| Task |
Restate the whole listing word for word. Pictures are left out.

[Entries from a dataset]
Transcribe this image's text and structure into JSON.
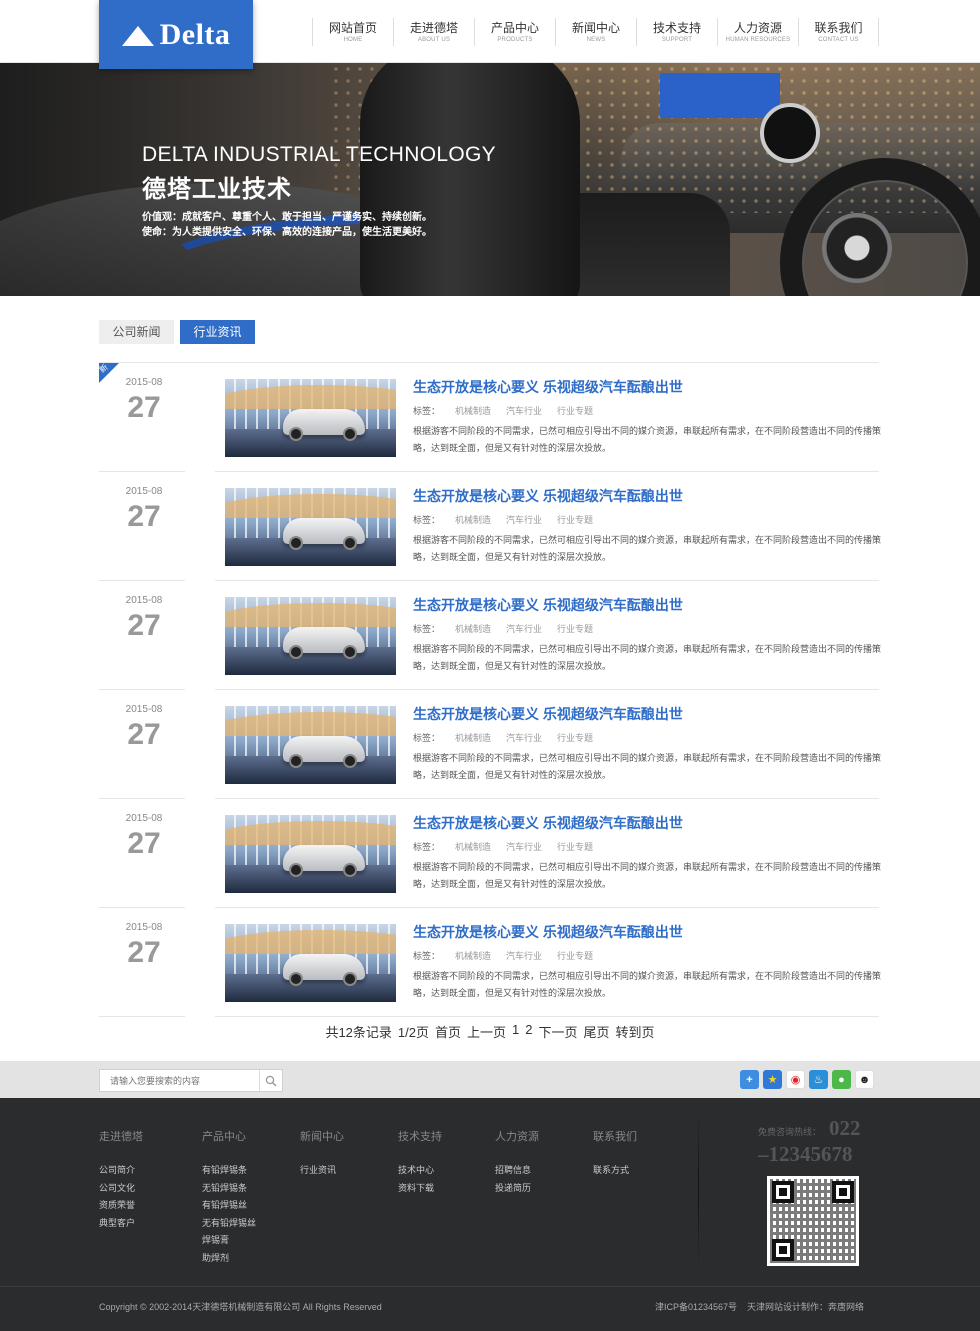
{
  "header": {
    "logo_text": "Delta",
    "nav": [
      {
        "cn": "网站首页",
        "en": "HOME"
      },
      {
        "cn": "走进德塔",
        "en": "ABOUT US"
      },
      {
        "cn": "产品中心",
        "en": "PRODUCTS"
      },
      {
        "cn": "新闻中心",
        "en": "NEWS"
      },
      {
        "cn": "技术支持",
        "en": "SUPPORT"
      },
      {
        "cn": "人力资源",
        "en": "HUMAN RESOURCES"
      },
      {
        "cn": "联系我们",
        "en": "CONTACT US"
      }
    ]
  },
  "banner": {
    "title_en": "DELTA  INDUSTRIAL TECHNOLOGY",
    "title_cn": "德塔工业技术",
    "line1": "价值观：成就客户、尊重个人、敢于担当、严谨务实、持续创新。",
    "line2": "使命：为人类提供安全、环保、高效的连接产品，使生活更美好。"
  },
  "tabs": [
    {
      "label": "公司新闻",
      "active": false
    },
    {
      "label": "行业资讯",
      "active": true
    }
  ],
  "news": {
    "new_badge": "新",
    "tag_label": "标签：",
    "items": [
      {
        "ym": "2015-08",
        "day": "27",
        "title": "生态开放是核心要义 乐视超级汽车酝酿出世",
        "tags": [
          "机械制造",
          "汽车行业",
          "行业专题"
        ],
        "desc": "根据游客不同阶段的不同需求，已然可相应引导出不同的媒介资源，串联起所有需求，在不同阶段营造出不同的传播策略，达到既全面，但是又有针对性的深层次投放。"
      },
      {
        "ym": "2015-08",
        "day": "27",
        "title": "生态开放是核心要义 乐视超级汽车酝酿出世",
        "tags": [
          "机械制造",
          "汽车行业",
          "行业专题"
        ],
        "desc": "根据游客不同阶段的不同需求，已然可相应引导出不同的媒介资源，串联起所有需求，在不同阶段营造出不同的传播策略，达到既全面，但是又有针对性的深层次投放。"
      },
      {
        "ym": "2015-08",
        "day": "27",
        "title": "生态开放是核心要义 乐视超级汽车酝酿出世",
        "tags": [
          "机械制造",
          "汽车行业",
          "行业专题"
        ],
        "desc": "根据游客不同阶段的不同需求，已然可相应引导出不同的媒介资源，串联起所有需求，在不同阶段营造出不同的传播策略，达到既全面，但是又有针对性的深层次投放。"
      },
      {
        "ym": "2015-08",
        "day": "27",
        "title": "生态开放是核心要义 乐视超级汽车酝酿出世",
        "tags": [
          "机械制造",
          "汽车行业",
          "行业专题"
        ],
        "desc": "根据游客不同阶段的不同需求，已然可相应引导出不同的媒介资源，串联起所有需求，在不同阶段营造出不同的传播策略，达到既全面，但是又有针对性的深层次投放。"
      },
      {
        "ym": "2015-08",
        "day": "27",
        "title": "生态开放是核心要义 乐视超级汽车酝酿出世",
        "tags": [
          "机械制造",
          "汽车行业",
          "行业专题"
        ],
        "desc": "根据游客不同阶段的不同需求，已然可相应引导出不同的媒介资源，串联起所有需求，在不同阶段营造出不同的传播策略，达到既全面，但是又有针对性的深层次投放。"
      },
      {
        "ym": "2015-08",
        "day": "27",
        "title": "生态开放是核心要义 乐视超级汽车酝酿出世",
        "tags": [
          "机械制造",
          "汽车行业",
          "行业专题"
        ],
        "desc": "根据游客不同阶段的不同需求，已然可相应引导出不同的媒介资源，串联起所有需求，在不同阶段营造出不同的传播策略，达到既全面，但是又有针对性的深层次投放。"
      }
    ]
  },
  "pager": {
    "summary": "共12条记录",
    "page_of": "1/2页",
    "first": "首页",
    "prev": "上一页",
    "p1": "1",
    "p2": "2",
    "next": "下一页",
    "last": "尾页",
    "goto": "转到页"
  },
  "search": {
    "placeholder": "请输入您要搜索的内容"
  },
  "share_icons": [
    "plus-share-icon",
    "star-favorite-icon",
    "weibo-icon",
    "qq-space-icon",
    "wechat-icon",
    "qq-icon"
  ],
  "footer": {
    "columns": [
      {
        "head": "走进德塔",
        "links": [
          "公司简介",
          "公司文化",
          "资质荣誉",
          "典型客户"
        ]
      },
      {
        "head": "产品中心",
        "links": [
          "有铅焊锡条",
          "无铅焊锡条",
          "有铅焊锡丝",
          "无有铅焊锡丝",
          "焊锡膏",
          "助焊剂"
        ]
      },
      {
        "head": "新闻中心",
        "links": [
          "行业资讯"
        ]
      },
      {
        "head": "技术支持",
        "links": [
          "技术中心",
          "资料下载"
        ]
      },
      {
        "head": "人力资源",
        "links": [
          "招聘信息",
          "投递简历"
        ]
      },
      {
        "head": "联系我们",
        "links": [
          "联系方式"
        ]
      }
    ],
    "hotline_label": "免费咨询热线：",
    "hotline_1": "022",
    "hotline_2": "–12345678",
    "copyright": "Copyright © 2002-2014天津德塔机械制造有限公司 All Rights Reserved",
    "icp": "津ICP备01234567号",
    "design": "天津网站设计制作：奔唐网络"
  },
  "colors": {
    "accent": "#2f6dc8",
    "footer_bg": "#2b2c2e"
  }
}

| Response to the exercise |
Transcribe this image's text and structure into JSON.
{
  "header": {
    "logo_text": "Delta",
    "nav": [
      {
        "cn": "网站首页",
        "en": "HOME"
      },
      {
        "cn": "走进德塔",
        "en": "ABOUT US"
      },
      {
        "cn": "产品中心",
        "en": "PRODUCTS"
      },
      {
        "cn": "新闻中心",
        "en": "NEWS"
      },
      {
        "cn": "技术支持",
        "en": "SUPPORT"
      },
      {
        "cn": "人力资源",
        "en": "HUMAN RESOURCES"
      },
      {
        "cn": "联系我们",
        "en": "CONTACT US"
      }
    ]
  },
  "banner": {
    "title_en": "DELTA  INDUSTRIAL TECHNOLOGY",
    "title_cn": "德塔工业技术",
    "line1": "价值观：成就客户、尊重个人、敢于担当、严谨务实、持续创新。",
    "line2": "使命：为人类提供安全、环保、高效的连接产品，使生活更美好。"
  },
  "tabs": [
    {
      "label": "公司新闻",
      "active": false
    },
    {
      "label": "行业资讯",
      "active": true
    }
  ],
  "news": {
    "new_badge": "新",
    "tag_label": "标签：",
    "items": [
      {
        "ym": "2015-08",
        "day": "27",
        "title": "生态开放是核心要义 乐视超级汽车酝酿出世",
        "tags": [
          "机械制造",
          "汽车行业",
          "行业专题"
        ],
        "desc": "根据游客不同阶段的不同需求，已然可相应引导出不同的媒介资源，串联起所有需求，在不同阶段营造出不同的传播策略，达到既全面，但是又有针对性的深层次投放。"
      },
      {
        "ym": "2015-08",
        "day": "27",
        "title": "生态开放是核心要义 乐视超级汽车酝酿出世",
        "tags": [
          "机械制造",
          "汽车行业",
          "行业专题"
        ],
        "desc": "根据游客不同阶段的不同需求，已然可相应引导出不同的媒介资源，串联起所有需求，在不同阶段营造出不同的传播策略，达到既全面，但是又有针对性的深层次投放。"
      },
      {
        "ym": "2015-08",
        "day": "27",
        "title": "生态开放是核心要义 乐视超级汽车酝酿出世",
        "tags": [
          "机械制造",
          "汽车行业",
          "行业专题"
        ],
        "desc": "根据游客不同阶段的不同需求，已然可相应引导出不同的媒介资源，串联起所有需求，在不同阶段营造出不同的传播策略，达到既全面，但是又有针对性的深层次投放。"
      },
      {
        "ym": "2015-08",
        "day": "27",
        "title": "生态开放是核心要义 乐视超级汽车酝酿出世",
        "tags": [
          "机械制造",
          "汽车行业",
          "行业专题"
        ],
        "desc": "根据游客不同阶段的不同需求，已然可相应引导出不同的媒介资源，串联起所有需求，在不同阶段营造出不同的传播策略，达到既全面，但是又有针对性的深层次投放。"
      },
      {
        "ym": "2015-08",
        "day": "27",
        "title": "生态开放是核心要义 乐视超级汽车酝酿出世",
        "tags": [
          "机械制造",
          "汽车行业",
          "行业专题"
        ],
        "desc": "根据游客不同阶段的不同需求，已然可相应引导出不同的媒介资源，串联起所有需求，在不同阶段营造出不同的传播策略，达到既全面，但是又有针对性的深层次投放。"
      },
      {
        "ym": "2015-08",
        "day": "27",
        "title": "生态开放是核心要义 乐视超级汽车酝酿出世",
        "tags": [
          "机械制造",
          "汽车行业",
          "行业专题"
        ],
        "desc": "根据游客不同阶段的不同需求，已然可相应引导出不同的媒介资源，串联起所有需求，在不同阶段营造出不同的传播策略，达到既全面，但是又有针对性的深层次投放。"
      }
    ]
  },
  "pager": {
    "summary": "共12条记录",
    "page_of": "1/2页",
    "first": "首页",
    "prev": "上一页",
    "p1": "1",
    "p2": "2",
    "next": "下一页",
    "last": "尾页",
    "goto": "转到页"
  },
  "search": {
    "placeholder": "请输入您要搜索的内容"
  },
  "share_icons": [
    "plus-share-icon",
    "star-favorite-icon",
    "weibo-icon",
    "qq-space-icon",
    "wechat-icon",
    "qq-icon"
  ],
  "footer": {
    "columns": [
      {
        "head": "走进德塔",
        "links": [
          "公司简介",
          "公司文化",
          "资质荣誉",
          "典型客户"
        ]
      },
      {
        "head": "产品中心",
        "links": [
          "有铅焊锡条",
          "无铅焊锡条",
          "有铅焊锡丝",
          "无有铅焊锡丝",
          "焊锡膏",
          "助焊剂"
        ]
      },
      {
        "head": "新闻中心",
        "links": [
          "行业资讯"
        ]
      },
      {
        "head": "技术支持",
        "links": [
          "技术中心",
          "资料下载"
        ]
      },
      {
        "head": "人力资源",
        "links": [
          "招聘信息",
          "投递简历"
        ]
      },
      {
        "head": "联系我们",
        "links": [
          "联系方式"
        ]
      }
    ],
    "hotline_label": "免费咨询热线：",
    "hotline_1": "022",
    "hotline_2": "–12345678",
    "copyright": "Copyright © 2002-2014天津德塔机械制造有限公司 All Rights Reserved",
    "icp": "津ICP备01234567号",
    "design": "天津网站设计制作：奔唐网络"
  },
  "colors": {
    "accent": "#2f6dc8",
    "footer_bg": "#2b2c2e"
  }
}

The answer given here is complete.